Start of Input for this task
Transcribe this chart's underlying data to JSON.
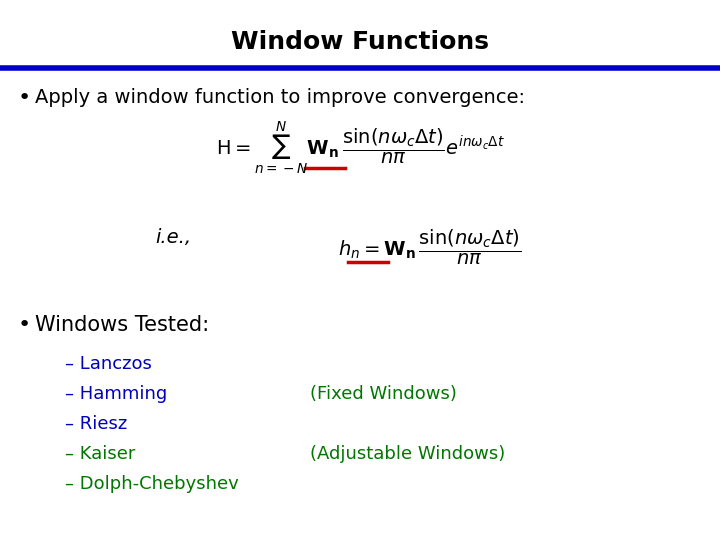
{
  "title": "Window Functions",
  "title_fontsize": 18,
  "title_fontweight": "bold",
  "title_color": "#000000",
  "background_color": "#ffffff",
  "header_line_color": "#0000cc",
  "bullet1_text": "Apply a window function to improve convergence:",
  "bullet1_color": "#000000",
  "bullet1_fontsize": 14,
  "bullet2_text": "Windows Tested:",
  "bullet2_color": "#000000",
  "bullet2_fontsize": 15,
  "items_blue": [
    "– Lanczos",
    "– Hamming",
    "– Riesz"
  ],
  "items_green": [
    "– Kaiser",
    "– Dolph-Chebyshev"
  ],
  "item_color_blue": "#0000bb",
  "item_color_green": "#007700",
  "item_fontsize": 13,
  "fixed_windows_text": "(Fixed Windows)",
  "fixed_windows_color": "#007700",
  "adjustable_windows_text": "(Adjustable Windows)",
  "adjustable_windows_color": "#007700",
  "eq_color": "#000000",
  "eq_fontsize": 14,
  "underline_color": "#cc0000"
}
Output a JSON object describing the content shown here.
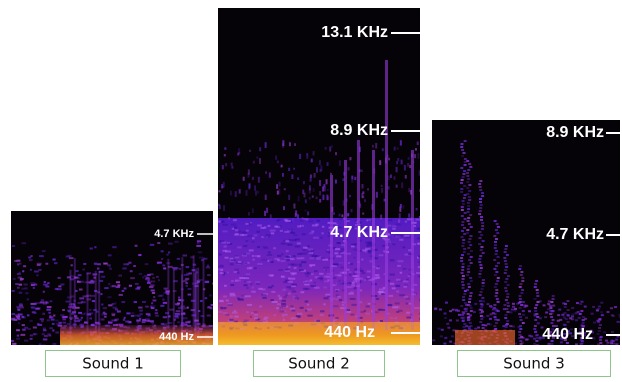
{
  "panels": [
    {
      "labels": [
        "4.7 KHz",
        "440 Hz"
      ],
      "caption": "Sound 1"
    },
    {
      "labels": [
        "13.1 KHz",
        "8.9 KHz",
        "4.7 KHz",
        "440 Hz"
      ],
      "caption": "Sound 2"
    },
    {
      "labels": [
        "8.9 KHz",
        "4.7 KHz",
        "440 Hz"
      ],
      "caption": "Sound 3"
    }
  ]
}
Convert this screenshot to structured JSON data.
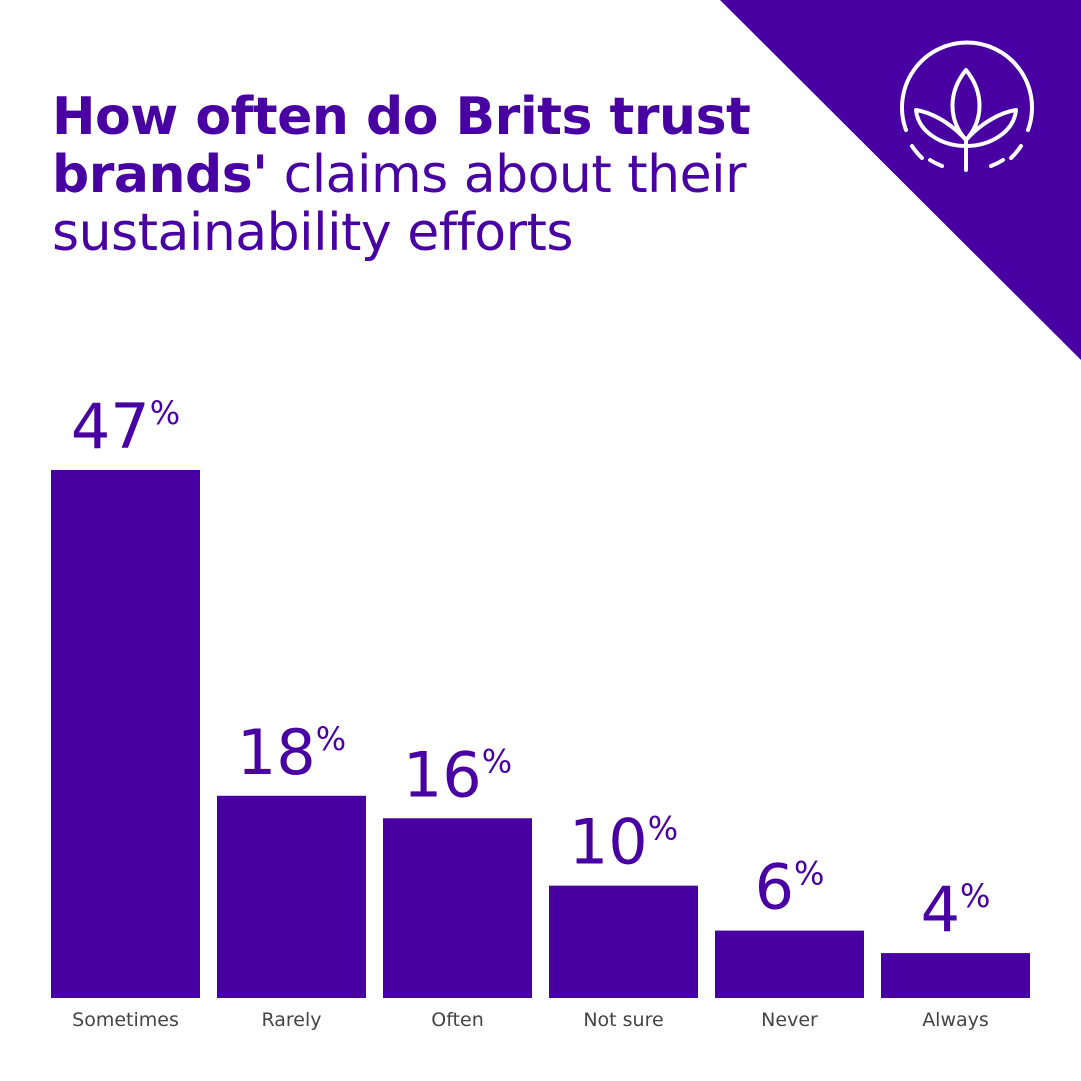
{
  "header": {
    "title_bold_line1": "How often do Brits trust",
    "title_bold_line2": "brands'",
    "title_light_line2": " claims about their",
    "title_light_line3": "sustainability efforts",
    "logo_icon": "leaf-sprout-icon"
  },
  "colors": {
    "accent": "#4800a3",
    "background": "#ffffff",
    "label": "#444444"
  },
  "chart_data": {
    "type": "bar",
    "title": "How often do Brits trust brands' claims about their sustainability efforts",
    "categories": [
      "Sometimes",
      "Rarely",
      "Often",
      "Not sure",
      "Never",
      "Always"
    ],
    "values": [
      47,
      18,
      16,
      10,
      6,
      4
    ],
    "value_labels": [
      "47",
      "18",
      "16",
      "10",
      "6",
      "4"
    ],
    "unit": "%",
    "xlabel": "",
    "ylabel": "",
    "ylim": [
      0,
      47
    ],
    "grid": false,
    "legend": "none"
  }
}
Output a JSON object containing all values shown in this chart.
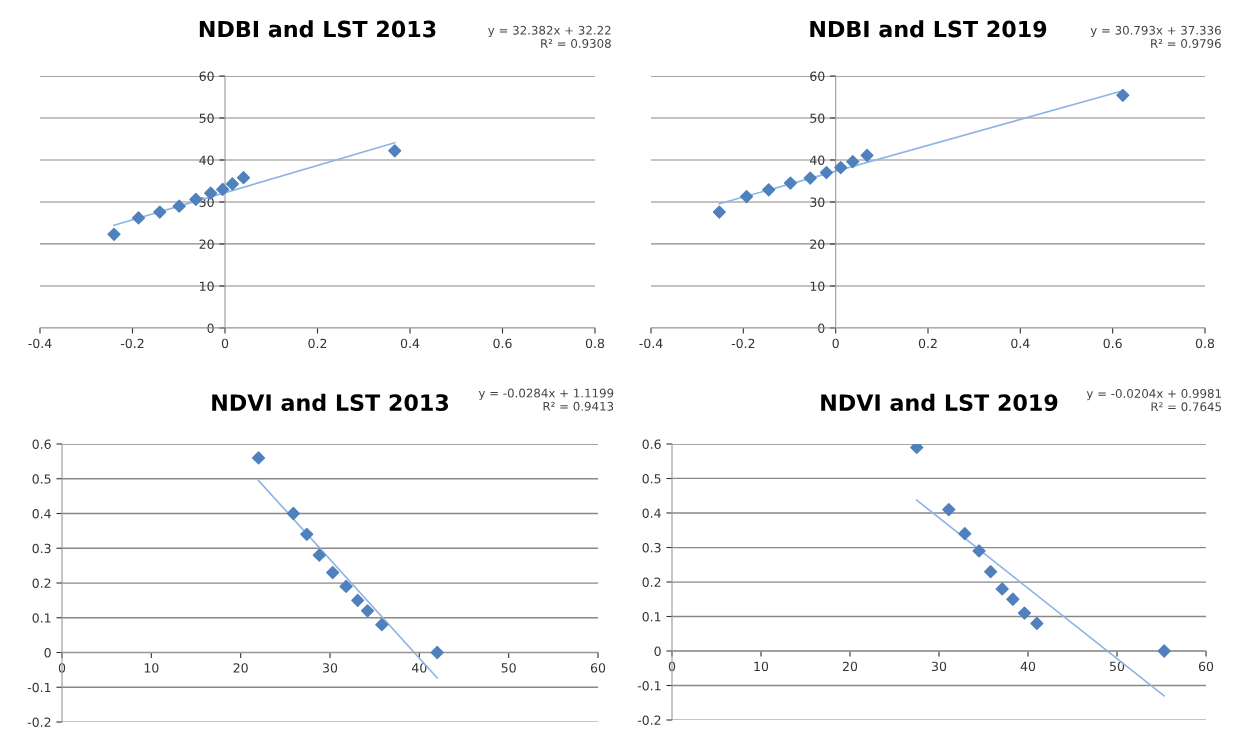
{
  "chart_data": [
    {
      "type": "scatter",
      "title": "NDBI and LST 2013",
      "annotations": [
        "y = 32.382x + 32.22\nR² = 0.9308"
      ],
      "marker": "diamond",
      "grid": "y",
      "legend": false,
      "xlim": [
        -0.4,
        0.8
      ],
      "xticks": [
        -0.4,
        -0.2,
        0,
        0.2,
        0.4,
        0.6,
        0.8
      ],
      "ylim": [
        0,
        60
      ],
      "yticks": [
        0,
        10,
        20,
        30,
        40,
        50,
        60
      ],
      "series": [
        {
          "color": "#4f81bd",
          "x": [
            -0.24,
            -0.187,
            -0.141,
            -0.099,
            -0.063,
            -0.031,
            -0.005,
            0.016,
            0.04,
            0.367
          ],
          "values": [
            22.3,
            26.2,
            27.6,
            29.0,
            30.6,
            32.1,
            33.0,
            34.3,
            35.8,
            42.2
          ]
        },
        {
          "type": "line",
          "marker": "none",
          "color": "#8eb4e3",
          "x": [
            -0.24,
            0.367
          ],
          "values": [
            24.45,
            44.1
          ]
        }
      ]
    },
    {
      "type": "scatter",
      "title": "NDBI and LST 2019",
      "annotations": [
        "y = 30.793x + 37.336\nR² = 0.9796"
      ],
      "marker": "diamond",
      "grid": "y",
      "legend": false,
      "xlim": [
        -0.4,
        0.8
      ],
      "xticks": [
        -0.4,
        -0.2,
        0,
        0.2,
        0.4,
        0.6,
        0.8
      ],
      "ylim": [
        0,
        60
      ],
      "yticks": [
        0,
        10,
        20,
        30,
        40,
        50,
        60
      ],
      "series": [
        {
          "color": "#4f81bd",
          "x": [
            -0.252,
            -0.193,
            -0.145,
            -0.098,
            -0.055,
            -0.02,
            0.011,
            0.037,
            0.068,
            0.622
          ],
          "values": [
            27.6,
            31.3,
            32.9,
            34.5,
            35.7,
            37.0,
            38.2,
            39.6,
            41.1,
            55.4
          ]
        },
        {
          "type": "line",
          "marker": "none",
          "color": "#8eb4e3",
          "x": [
            -0.252,
            0.622
          ],
          "values": [
            29.58,
            56.49
          ]
        }
      ]
    },
    {
      "type": "scatter",
      "title": "NDVI and LST 2013",
      "annotations": [
        "y = -0.0284x + 1.1199\nR² = 0.9413"
      ],
      "marker": "diamond",
      "grid": "y",
      "legend": false,
      "xlim": [
        0,
        60
      ],
      "xticks": [
        0,
        10,
        20,
        30,
        40,
        50,
        60
      ],
      "ylim": [
        -0.2,
        0.6
      ],
      "yticks": [
        -0.2,
        -0.1,
        0,
        0.1,
        0.2,
        0.3,
        0.4,
        0.5,
        0.6
      ],
      "series": [
        {
          "color": "#4f81bd",
          "x": [
            22.0,
            25.9,
            27.4,
            28.8,
            30.3,
            31.8,
            33.1,
            34.2,
            35.8,
            42.0
          ],
          "values": [
            0.56,
            0.4,
            0.34,
            0.28,
            0.23,
            0.19,
            0.15,
            0.12,
            0.08,
            0.0
          ]
        },
        {
          "type": "line",
          "marker": "none",
          "color": "#8eb4e3",
          "x": [
            22.0,
            42.0
          ],
          "values": [
            0.495,
            -0.073
          ]
        }
      ]
    },
    {
      "type": "scatter",
      "title": "NDVI and LST 2019",
      "annotations": [
        "y = -0.0204x + 0.9981\nR² = 0.7645"
      ],
      "marker": "diamond",
      "grid": "y",
      "legend": false,
      "xlim": [
        0,
        60
      ],
      "xticks": [
        0,
        10,
        20,
        30,
        40,
        50,
        60
      ],
      "ylim": [
        -0.2,
        0.6
      ],
      "yticks": [
        -0.2,
        -0.1,
        0,
        0.1,
        0.2,
        0.3,
        0.4,
        0.5,
        0.6
      ],
      "series": [
        {
          "color": "#4f81bd",
          "x": [
            27.5,
            31.1,
            32.9,
            34.5,
            35.8,
            37.1,
            38.3,
            39.6,
            41.0,
            55.3
          ],
          "values": [
            0.59,
            0.41,
            0.34,
            0.29,
            0.23,
            0.18,
            0.15,
            0.11,
            0.08,
            0.0
          ]
        },
        {
          "type": "line",
          "marker": "none",
          "color": "#8eb4e3",
          "x": [
            27.5,
            55.3
          ],
          "values": [
            0.437,
            -0.13
          ]
        }
      ]
    }
  ]
}
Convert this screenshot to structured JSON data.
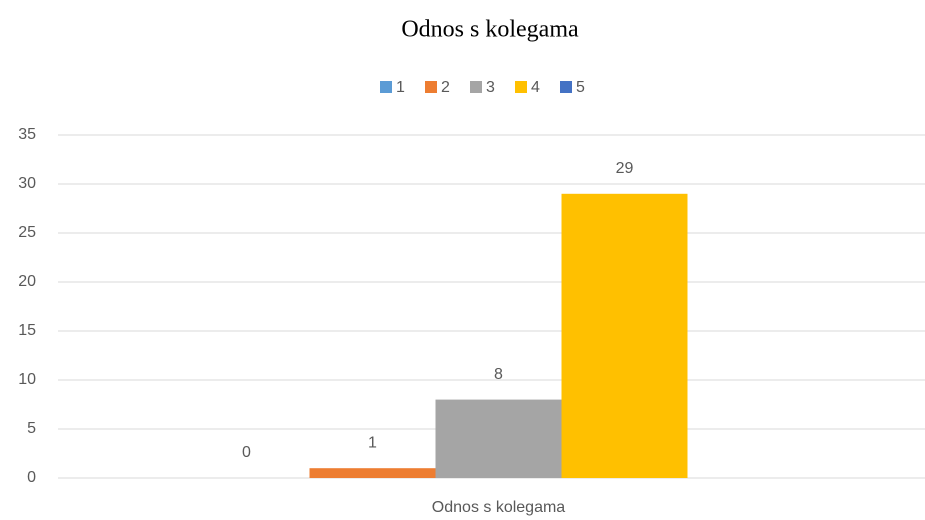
End of Input for this task
Exercise directions: Copy out every line in the entries above that holds "NDBI".

Exercise solution:
      "title": "NDBI and LST 2013",
      "title": "NDBI and LST 2019",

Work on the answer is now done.